## DOCUMENT EXTRACT
---

SAN ANTONIO — Kami Crawford and her little sister, Kyra Crawford, both have the same extremely rare strand of Sickle Cell Anemia.
“I think we definitely know how to read each other, and we’re there for each other whenever we have our episodes and feeling like we can’t win,” Kami said,
They've both lived with pain and fatigue for pretty much their entire lives.
“Kami is 17 years old, and she had her first pain crisis when she was just 3 months," said the girls' mother, Dana Jones. "She cried for three days straight because she was in pain—so all they know is pain."
A bone marrow transplant could extinguish that pain.
Right now, there are about 20 million people registered in the Be The Match donor program that helps pair potential donors to recipients, but only about 4% of the registry is made up of African Americans.
"An African American patient who needs a match has a 23% chance of finding one on the registry,” said Ashley Frolick, South Texas Blood and Tissue Center communications specialist. “Oftentimes these patients have already gone through chemotherapy, they’ve really gone through all of the treatment they can, and a marrow or stem cell transplant is the last hope for them.”

---

Stored items
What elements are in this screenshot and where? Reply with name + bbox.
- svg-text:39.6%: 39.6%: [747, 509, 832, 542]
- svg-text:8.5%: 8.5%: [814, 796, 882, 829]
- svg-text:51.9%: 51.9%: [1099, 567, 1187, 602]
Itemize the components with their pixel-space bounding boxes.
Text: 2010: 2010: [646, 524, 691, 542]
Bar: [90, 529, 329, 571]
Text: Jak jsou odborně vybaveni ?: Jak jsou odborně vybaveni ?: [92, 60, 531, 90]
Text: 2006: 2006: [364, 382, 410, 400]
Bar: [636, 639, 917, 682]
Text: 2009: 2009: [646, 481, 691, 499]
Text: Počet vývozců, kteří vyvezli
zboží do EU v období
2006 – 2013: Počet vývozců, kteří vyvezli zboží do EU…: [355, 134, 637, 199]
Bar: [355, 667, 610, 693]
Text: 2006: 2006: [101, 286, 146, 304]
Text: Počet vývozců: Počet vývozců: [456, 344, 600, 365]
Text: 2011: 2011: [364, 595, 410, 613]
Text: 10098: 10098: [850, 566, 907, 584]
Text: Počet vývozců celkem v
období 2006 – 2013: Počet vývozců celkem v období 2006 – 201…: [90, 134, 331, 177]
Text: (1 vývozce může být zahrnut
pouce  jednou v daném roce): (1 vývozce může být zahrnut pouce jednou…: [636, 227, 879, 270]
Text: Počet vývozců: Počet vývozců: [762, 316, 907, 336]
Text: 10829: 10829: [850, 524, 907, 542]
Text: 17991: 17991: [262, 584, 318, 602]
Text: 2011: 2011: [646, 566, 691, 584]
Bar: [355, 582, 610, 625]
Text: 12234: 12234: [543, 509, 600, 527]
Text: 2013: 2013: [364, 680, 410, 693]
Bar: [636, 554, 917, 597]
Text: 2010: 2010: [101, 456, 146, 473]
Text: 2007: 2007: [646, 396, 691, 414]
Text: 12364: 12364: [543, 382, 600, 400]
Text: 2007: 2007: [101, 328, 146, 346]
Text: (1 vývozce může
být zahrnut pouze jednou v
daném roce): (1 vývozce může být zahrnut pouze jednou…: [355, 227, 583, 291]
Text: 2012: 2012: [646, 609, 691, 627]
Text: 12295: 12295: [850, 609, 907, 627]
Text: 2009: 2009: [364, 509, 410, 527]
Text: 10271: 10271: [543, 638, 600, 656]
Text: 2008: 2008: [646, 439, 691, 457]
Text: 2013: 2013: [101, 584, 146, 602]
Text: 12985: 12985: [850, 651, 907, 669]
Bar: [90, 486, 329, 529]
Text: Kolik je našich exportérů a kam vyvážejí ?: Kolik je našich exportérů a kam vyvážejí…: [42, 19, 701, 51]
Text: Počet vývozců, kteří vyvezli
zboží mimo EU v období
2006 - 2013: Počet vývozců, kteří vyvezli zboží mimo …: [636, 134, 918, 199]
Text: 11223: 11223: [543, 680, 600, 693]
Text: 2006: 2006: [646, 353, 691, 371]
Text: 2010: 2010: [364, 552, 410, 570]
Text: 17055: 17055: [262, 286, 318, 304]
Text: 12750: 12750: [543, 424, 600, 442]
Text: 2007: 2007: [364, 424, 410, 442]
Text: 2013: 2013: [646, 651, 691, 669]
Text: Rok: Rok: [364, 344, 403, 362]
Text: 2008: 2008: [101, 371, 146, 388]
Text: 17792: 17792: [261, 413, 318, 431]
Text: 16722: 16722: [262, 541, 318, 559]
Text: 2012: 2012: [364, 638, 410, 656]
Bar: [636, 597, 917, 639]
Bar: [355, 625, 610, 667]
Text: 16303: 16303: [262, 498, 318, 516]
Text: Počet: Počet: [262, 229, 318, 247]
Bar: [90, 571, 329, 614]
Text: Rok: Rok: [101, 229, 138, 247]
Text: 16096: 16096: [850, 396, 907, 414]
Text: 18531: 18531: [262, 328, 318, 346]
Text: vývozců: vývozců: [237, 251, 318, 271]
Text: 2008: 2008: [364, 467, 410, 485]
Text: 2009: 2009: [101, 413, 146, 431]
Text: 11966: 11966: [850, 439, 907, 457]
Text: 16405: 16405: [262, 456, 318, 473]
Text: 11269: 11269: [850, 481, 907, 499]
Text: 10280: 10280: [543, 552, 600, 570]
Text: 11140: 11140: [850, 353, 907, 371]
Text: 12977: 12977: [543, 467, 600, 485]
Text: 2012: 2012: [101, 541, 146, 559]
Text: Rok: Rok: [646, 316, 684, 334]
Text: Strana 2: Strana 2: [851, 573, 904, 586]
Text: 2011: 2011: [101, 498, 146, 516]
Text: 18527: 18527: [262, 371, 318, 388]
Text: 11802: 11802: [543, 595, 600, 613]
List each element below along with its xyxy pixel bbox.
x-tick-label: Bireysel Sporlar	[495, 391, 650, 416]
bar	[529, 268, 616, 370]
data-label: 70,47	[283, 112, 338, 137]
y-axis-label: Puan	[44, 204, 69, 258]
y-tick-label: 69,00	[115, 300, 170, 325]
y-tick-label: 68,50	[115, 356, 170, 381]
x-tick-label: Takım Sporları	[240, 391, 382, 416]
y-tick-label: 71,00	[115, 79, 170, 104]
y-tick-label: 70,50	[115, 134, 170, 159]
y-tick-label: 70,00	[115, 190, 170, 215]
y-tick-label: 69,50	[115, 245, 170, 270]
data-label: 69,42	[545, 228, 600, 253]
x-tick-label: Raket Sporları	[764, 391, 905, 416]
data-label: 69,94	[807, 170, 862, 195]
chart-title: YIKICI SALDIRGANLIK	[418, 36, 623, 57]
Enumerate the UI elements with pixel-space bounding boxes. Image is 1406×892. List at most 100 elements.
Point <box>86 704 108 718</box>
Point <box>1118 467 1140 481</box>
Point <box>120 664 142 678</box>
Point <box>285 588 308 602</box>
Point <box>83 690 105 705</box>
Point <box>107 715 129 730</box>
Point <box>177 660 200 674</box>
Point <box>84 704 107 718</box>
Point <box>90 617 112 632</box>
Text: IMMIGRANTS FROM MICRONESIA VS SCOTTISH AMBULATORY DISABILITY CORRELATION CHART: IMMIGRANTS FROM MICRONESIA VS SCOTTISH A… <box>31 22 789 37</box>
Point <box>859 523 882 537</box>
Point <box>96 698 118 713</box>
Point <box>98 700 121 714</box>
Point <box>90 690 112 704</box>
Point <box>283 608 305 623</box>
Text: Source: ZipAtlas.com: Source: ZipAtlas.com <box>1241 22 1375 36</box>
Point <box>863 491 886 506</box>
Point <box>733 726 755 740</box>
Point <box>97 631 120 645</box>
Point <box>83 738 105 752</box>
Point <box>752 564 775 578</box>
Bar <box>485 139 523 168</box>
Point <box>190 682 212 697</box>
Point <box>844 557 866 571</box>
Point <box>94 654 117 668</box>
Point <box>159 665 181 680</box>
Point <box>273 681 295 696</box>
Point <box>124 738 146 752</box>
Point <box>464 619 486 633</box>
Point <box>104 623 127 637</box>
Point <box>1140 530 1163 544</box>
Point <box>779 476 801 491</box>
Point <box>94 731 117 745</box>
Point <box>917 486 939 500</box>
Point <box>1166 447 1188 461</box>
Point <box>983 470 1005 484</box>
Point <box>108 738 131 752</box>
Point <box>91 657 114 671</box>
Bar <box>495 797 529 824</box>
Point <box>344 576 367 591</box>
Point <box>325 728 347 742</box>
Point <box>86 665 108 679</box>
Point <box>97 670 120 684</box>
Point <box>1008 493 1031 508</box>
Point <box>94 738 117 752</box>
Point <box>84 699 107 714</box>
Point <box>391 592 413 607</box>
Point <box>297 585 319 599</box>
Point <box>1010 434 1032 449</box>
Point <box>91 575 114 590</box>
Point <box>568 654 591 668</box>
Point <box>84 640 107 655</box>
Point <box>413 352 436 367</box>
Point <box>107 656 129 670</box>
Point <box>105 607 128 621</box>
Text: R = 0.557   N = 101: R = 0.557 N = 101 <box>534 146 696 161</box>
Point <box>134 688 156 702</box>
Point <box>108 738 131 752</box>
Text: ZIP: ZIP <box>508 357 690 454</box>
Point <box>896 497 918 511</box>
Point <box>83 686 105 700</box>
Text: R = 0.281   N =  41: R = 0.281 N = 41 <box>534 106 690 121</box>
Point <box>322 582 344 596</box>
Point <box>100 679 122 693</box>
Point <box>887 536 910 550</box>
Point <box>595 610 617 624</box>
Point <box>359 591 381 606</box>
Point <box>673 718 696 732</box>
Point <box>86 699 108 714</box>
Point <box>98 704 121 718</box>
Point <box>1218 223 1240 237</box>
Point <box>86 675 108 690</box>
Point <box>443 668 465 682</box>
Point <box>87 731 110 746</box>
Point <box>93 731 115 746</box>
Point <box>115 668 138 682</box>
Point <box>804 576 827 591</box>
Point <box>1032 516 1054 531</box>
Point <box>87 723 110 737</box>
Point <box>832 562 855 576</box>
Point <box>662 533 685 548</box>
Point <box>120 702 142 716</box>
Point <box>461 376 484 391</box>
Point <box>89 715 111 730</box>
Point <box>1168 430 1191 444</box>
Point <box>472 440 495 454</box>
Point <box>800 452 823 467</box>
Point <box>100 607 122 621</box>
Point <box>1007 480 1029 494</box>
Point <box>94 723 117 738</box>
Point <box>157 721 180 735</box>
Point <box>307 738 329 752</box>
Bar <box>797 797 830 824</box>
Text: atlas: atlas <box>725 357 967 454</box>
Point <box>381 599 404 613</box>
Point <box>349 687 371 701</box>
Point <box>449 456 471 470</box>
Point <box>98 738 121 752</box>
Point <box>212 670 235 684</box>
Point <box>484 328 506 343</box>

---

## EXERCISE TASKS
1. Transcribe the part of the sickle cell article that begins at the words "Right now, there" and stops after "of African Americans.".
2. Pick up the news story about the Crawford sisters and sickle cell anemia after its last sentence and keep writing it.

## YOUR RESPONSES
1.
Right now, there are about 20 million people registered in the Be The Match donor program that helps pair potential donors to recipients, but only about 4% of the registry is made up of African Americans.

2.
Which is why the STBTC is increasing awareness about bone marrow donations, especially in the Black and brown communities. They say the more people are registered, the better the chance those with illnesses like Kami and Kyra have at finding a livesaving match
“Most people could look at my daughters and never all of the things they’ve through, and I think it’s a good thing but also a bad thing because, in the world we live in if, you can see if it doesn’t exist,” Jones said.
To join the national bone marrow registry, visit the STBTC's Donor Pavilion at 6211 I-10 West, the Shavano Donor facility at 4079 N Loop 1604 or the Southeast Donor room at 3158 SE Military Dr.
People can also text K2KLUV to 61474.